Take from the listing each line that has the string "source".
## BEGIN RECORDS SHOWN
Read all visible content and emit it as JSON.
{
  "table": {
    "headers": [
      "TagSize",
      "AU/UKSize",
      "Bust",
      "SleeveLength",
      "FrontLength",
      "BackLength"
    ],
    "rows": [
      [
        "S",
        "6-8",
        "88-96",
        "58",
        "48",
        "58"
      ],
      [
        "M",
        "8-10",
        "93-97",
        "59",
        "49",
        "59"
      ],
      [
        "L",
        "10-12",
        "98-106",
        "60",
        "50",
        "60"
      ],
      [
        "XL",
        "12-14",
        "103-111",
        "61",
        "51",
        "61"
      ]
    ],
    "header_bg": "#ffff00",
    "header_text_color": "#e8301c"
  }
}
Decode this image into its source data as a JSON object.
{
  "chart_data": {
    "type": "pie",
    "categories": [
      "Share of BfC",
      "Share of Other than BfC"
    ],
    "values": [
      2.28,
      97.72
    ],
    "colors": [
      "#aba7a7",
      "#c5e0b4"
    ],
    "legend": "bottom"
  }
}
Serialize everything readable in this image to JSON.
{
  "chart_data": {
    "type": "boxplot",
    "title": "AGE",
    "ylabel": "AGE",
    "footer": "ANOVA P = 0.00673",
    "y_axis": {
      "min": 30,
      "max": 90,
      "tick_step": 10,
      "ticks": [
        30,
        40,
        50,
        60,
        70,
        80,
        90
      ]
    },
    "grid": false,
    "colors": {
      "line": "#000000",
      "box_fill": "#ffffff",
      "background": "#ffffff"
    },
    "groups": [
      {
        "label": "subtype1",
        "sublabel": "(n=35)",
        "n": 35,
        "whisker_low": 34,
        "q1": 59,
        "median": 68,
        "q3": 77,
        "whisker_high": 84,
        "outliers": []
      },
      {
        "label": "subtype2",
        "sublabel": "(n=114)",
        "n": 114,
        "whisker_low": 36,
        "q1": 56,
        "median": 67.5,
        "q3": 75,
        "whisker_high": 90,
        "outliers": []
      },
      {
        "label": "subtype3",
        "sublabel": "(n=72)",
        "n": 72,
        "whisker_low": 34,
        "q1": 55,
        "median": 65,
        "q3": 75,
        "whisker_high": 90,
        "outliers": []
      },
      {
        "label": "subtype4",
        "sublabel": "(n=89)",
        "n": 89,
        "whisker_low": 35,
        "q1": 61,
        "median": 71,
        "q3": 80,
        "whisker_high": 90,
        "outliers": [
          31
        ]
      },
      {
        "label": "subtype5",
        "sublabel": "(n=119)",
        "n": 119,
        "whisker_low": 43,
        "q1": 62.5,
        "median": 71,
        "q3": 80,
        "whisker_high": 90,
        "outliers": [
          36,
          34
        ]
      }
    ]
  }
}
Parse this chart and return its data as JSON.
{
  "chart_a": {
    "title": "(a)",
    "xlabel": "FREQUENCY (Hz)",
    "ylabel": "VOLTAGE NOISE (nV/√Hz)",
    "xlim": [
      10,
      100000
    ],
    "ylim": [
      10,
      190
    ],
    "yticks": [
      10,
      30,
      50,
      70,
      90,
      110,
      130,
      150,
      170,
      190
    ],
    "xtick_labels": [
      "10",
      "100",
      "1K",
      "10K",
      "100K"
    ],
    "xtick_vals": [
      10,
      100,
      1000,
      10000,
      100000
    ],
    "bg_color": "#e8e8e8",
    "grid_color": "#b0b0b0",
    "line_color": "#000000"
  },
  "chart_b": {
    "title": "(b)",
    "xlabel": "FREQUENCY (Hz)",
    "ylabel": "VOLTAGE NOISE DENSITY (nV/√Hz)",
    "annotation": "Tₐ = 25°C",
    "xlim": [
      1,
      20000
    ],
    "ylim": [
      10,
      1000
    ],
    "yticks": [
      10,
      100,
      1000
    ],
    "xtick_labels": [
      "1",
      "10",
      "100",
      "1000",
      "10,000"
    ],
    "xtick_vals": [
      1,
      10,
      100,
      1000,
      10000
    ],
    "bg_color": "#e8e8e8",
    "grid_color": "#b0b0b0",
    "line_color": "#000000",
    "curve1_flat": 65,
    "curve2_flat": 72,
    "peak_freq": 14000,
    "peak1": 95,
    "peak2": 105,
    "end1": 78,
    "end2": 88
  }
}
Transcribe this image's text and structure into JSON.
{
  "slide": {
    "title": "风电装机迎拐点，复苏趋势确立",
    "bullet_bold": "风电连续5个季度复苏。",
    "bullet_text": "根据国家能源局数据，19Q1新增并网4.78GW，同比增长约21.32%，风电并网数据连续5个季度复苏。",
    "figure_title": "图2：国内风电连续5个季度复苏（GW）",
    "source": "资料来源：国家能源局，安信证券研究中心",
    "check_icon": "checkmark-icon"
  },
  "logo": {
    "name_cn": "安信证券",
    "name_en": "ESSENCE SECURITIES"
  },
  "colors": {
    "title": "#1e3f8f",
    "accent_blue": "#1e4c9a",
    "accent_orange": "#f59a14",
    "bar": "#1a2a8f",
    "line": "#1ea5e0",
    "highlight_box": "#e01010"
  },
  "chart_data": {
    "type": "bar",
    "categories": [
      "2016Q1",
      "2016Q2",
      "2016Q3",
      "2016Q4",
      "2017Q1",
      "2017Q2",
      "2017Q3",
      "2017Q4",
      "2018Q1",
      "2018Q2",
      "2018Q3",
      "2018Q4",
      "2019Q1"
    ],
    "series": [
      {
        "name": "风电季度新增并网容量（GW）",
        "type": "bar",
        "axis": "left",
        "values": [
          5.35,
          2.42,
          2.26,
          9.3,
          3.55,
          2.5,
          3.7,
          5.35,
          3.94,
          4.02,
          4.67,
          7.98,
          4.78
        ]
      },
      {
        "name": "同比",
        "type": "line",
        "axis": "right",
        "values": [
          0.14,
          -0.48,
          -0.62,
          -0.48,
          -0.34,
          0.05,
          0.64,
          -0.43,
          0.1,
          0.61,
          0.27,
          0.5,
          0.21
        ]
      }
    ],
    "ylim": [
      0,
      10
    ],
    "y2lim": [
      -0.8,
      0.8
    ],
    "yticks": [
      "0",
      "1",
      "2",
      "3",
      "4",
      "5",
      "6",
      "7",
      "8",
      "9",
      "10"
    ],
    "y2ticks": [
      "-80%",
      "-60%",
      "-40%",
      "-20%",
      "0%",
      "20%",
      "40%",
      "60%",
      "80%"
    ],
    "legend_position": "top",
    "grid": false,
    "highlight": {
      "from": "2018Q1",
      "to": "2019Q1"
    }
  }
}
## END RECORDS SHOWN
**REPLY**
Decode this image into its source data as a JSON object.
    "source": "资料来源：国家能源局，安信证券研究中心",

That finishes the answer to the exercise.